**Problem to work on**: Please retype the data in full and exactly; the pictures are not part of the copy.

= = =

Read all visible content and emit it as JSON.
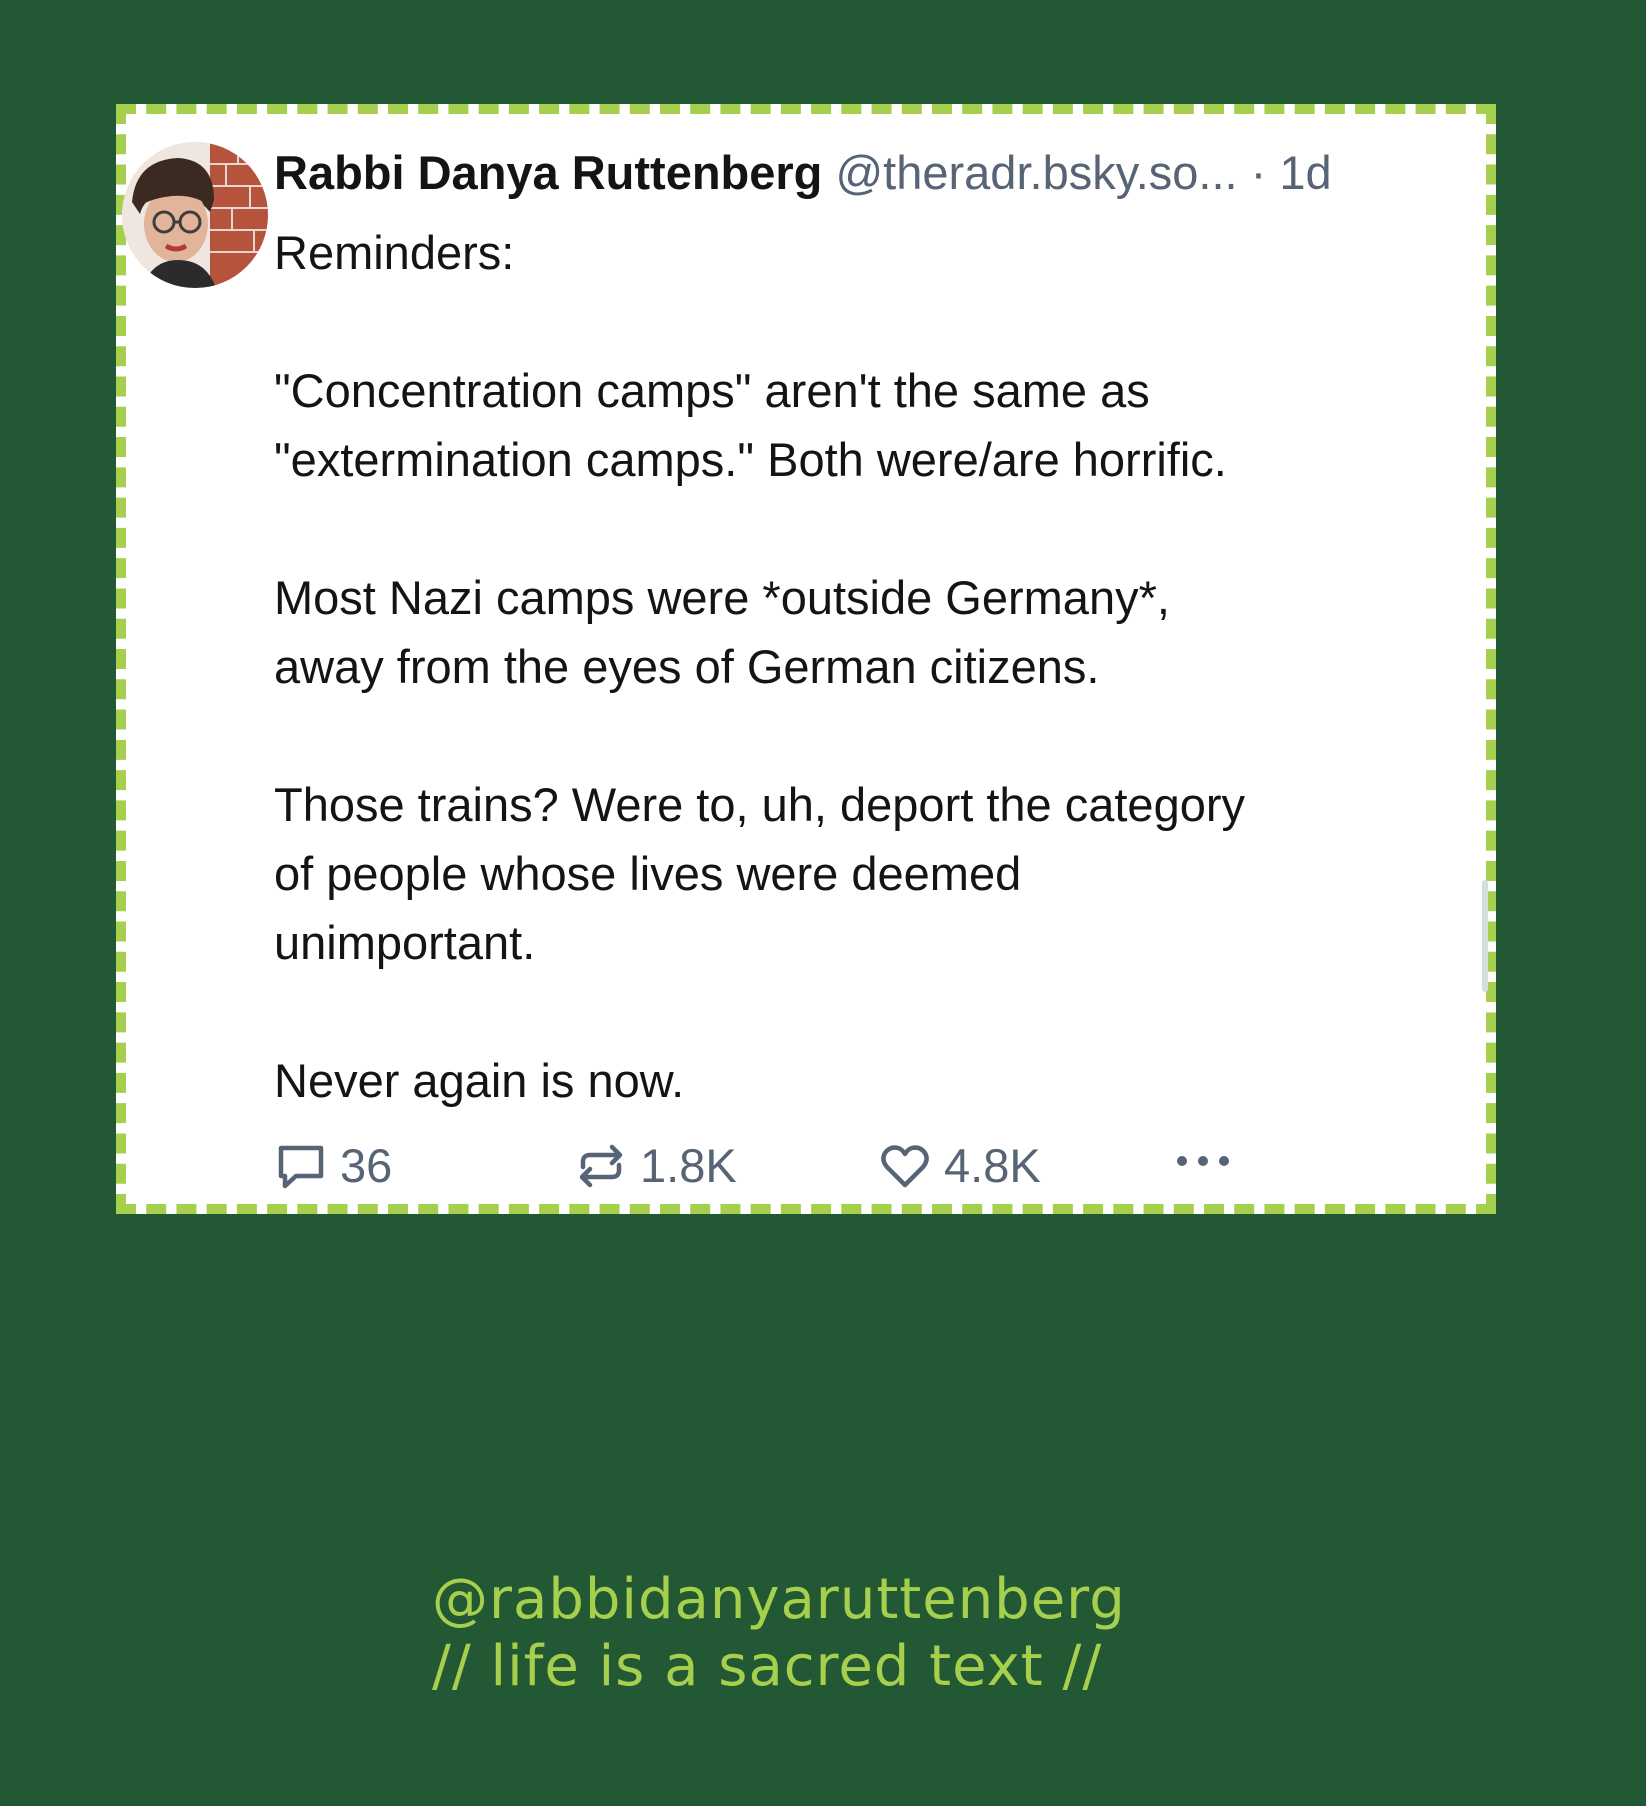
{
  "post": {
    "author_name": "Rabbi Danya Ruttenberg",
    "handle": "@theradr.bsky.so...",
    "time": "· 1d",
    "text": "Reminders:\n\n\"Concentration camps\" aren't the same as\n\"extermination camps.\" Both were/are horrific.\n\nMost Nazi camps were *outside Germany*,\naway from the eyes of German citizens.\n\nThose trains? Were to, uh, deport the category\nof people whose lives were deemed\nunimportant.\n\nNever again is now.",
    "actions": {
      "reply": {
        "icon": "speech-bubble-icon",
        "count": "36"
      },
      "repost": {
        "icon": "repost-icon",
        "count": "1.8K"
      },
      "like": {
        "icon": "heart-icon",
        "count": "4.8K"
      },
      "more": {
        "icon": "ellipsis-icon"
      }
    }
  },
  "footer": {
    "handle": "@rabbidanyaruttenberg",
    "tagline": "// life is a sacred text //"
  },
  "colors": {
    "background": "#225834",
    "accent": "#a6cf4e",
    "card": "#ffffff",
    "muted_text": "#566475"
  }
}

= = =

**Written solution**:
Read all visible content and emit it as JSON.
{
  "post": {
    "author_name": "Rabbi Danya Ruttenberg",
    "handle": "@theradr.bsky.so...",
    "time": "· 1d",
    "text": "Reminders:\n\n\"Concentration camps\" aren't the same as\n\"extermination camps.\" Both were/are horrific.\n\nMost Nazi camps were *outside Germany*,\naway from the eyes of German citizens.\n\nThose trains? Were to, uh, deport the category\nof people whose lives were deemed\nunimportant.\n\nNever again is now.",
    "actions": {
      "reply": {
        "icon": "speech-bubble-icon",
        "count": "36"
      },
      "repost": {
        "icon": "repost-icon",
        "count": "1.8K"
      },
      "like": {
        "icon": "heart-icon",
        "count": "4.8K"
      },
      "more": {
        "icon": "ellipsis-icon"
      }
    }
  },
  "footer": {
    "handle": "@rabbidanyaruttenberg",
    "tagline": "// life is a sacred text //"
  },
  "colors": {
    "background": "#225834",
    "accent": "#a6cf4e",
    "card": "#ffffff",
    "muted_text": "#566475"
  }
}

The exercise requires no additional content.